The exercise >> Return all lines with the word "value" in them.
-- BEGIN Rows --
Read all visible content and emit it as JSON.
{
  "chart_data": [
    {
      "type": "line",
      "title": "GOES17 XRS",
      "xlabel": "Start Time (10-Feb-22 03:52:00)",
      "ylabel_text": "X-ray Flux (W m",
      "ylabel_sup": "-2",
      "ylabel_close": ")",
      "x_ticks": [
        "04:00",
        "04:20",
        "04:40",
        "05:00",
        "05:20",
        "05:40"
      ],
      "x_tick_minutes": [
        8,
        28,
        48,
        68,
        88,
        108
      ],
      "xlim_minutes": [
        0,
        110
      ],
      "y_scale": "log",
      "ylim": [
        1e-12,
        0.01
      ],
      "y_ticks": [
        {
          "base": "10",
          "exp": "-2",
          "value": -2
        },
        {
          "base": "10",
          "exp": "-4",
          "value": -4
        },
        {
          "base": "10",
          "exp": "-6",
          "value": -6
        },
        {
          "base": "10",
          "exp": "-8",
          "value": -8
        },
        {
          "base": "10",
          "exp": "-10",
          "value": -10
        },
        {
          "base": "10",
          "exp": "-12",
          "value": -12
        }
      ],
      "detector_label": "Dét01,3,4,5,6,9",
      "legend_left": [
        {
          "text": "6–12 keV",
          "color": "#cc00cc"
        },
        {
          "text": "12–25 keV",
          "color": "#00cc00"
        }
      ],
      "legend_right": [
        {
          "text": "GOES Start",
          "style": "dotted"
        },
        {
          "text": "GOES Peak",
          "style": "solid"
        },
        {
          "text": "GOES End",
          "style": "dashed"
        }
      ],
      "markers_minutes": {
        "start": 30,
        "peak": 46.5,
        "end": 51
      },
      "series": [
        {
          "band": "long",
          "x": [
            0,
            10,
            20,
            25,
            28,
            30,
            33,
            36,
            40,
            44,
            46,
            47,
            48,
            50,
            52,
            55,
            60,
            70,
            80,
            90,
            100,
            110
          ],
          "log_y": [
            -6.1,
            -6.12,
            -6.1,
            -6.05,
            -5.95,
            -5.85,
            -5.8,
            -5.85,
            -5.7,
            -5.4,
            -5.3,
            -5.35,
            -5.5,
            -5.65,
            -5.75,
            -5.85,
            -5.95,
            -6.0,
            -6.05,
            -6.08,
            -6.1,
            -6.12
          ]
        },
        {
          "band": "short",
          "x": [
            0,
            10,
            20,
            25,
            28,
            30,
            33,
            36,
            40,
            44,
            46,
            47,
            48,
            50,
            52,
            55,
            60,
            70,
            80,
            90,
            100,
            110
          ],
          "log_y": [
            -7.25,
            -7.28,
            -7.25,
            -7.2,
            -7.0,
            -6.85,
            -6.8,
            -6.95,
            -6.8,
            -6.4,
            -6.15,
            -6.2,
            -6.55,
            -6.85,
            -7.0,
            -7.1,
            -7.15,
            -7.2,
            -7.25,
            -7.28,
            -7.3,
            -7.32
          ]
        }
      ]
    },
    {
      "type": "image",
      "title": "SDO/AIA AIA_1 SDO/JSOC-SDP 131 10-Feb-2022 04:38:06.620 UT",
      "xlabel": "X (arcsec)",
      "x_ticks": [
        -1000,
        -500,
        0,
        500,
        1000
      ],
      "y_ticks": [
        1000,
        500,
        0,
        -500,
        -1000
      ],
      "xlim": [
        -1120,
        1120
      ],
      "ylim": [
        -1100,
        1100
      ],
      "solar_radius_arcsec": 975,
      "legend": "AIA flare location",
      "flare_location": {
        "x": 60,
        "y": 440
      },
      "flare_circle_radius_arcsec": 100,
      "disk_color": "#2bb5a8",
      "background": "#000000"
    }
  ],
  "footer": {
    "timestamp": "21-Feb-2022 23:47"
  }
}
-- END Rows --
Response to the task >>
          "value": -2
          "value": -4
          "value": -6
          "value": -8
          "value": -10
          "value": -12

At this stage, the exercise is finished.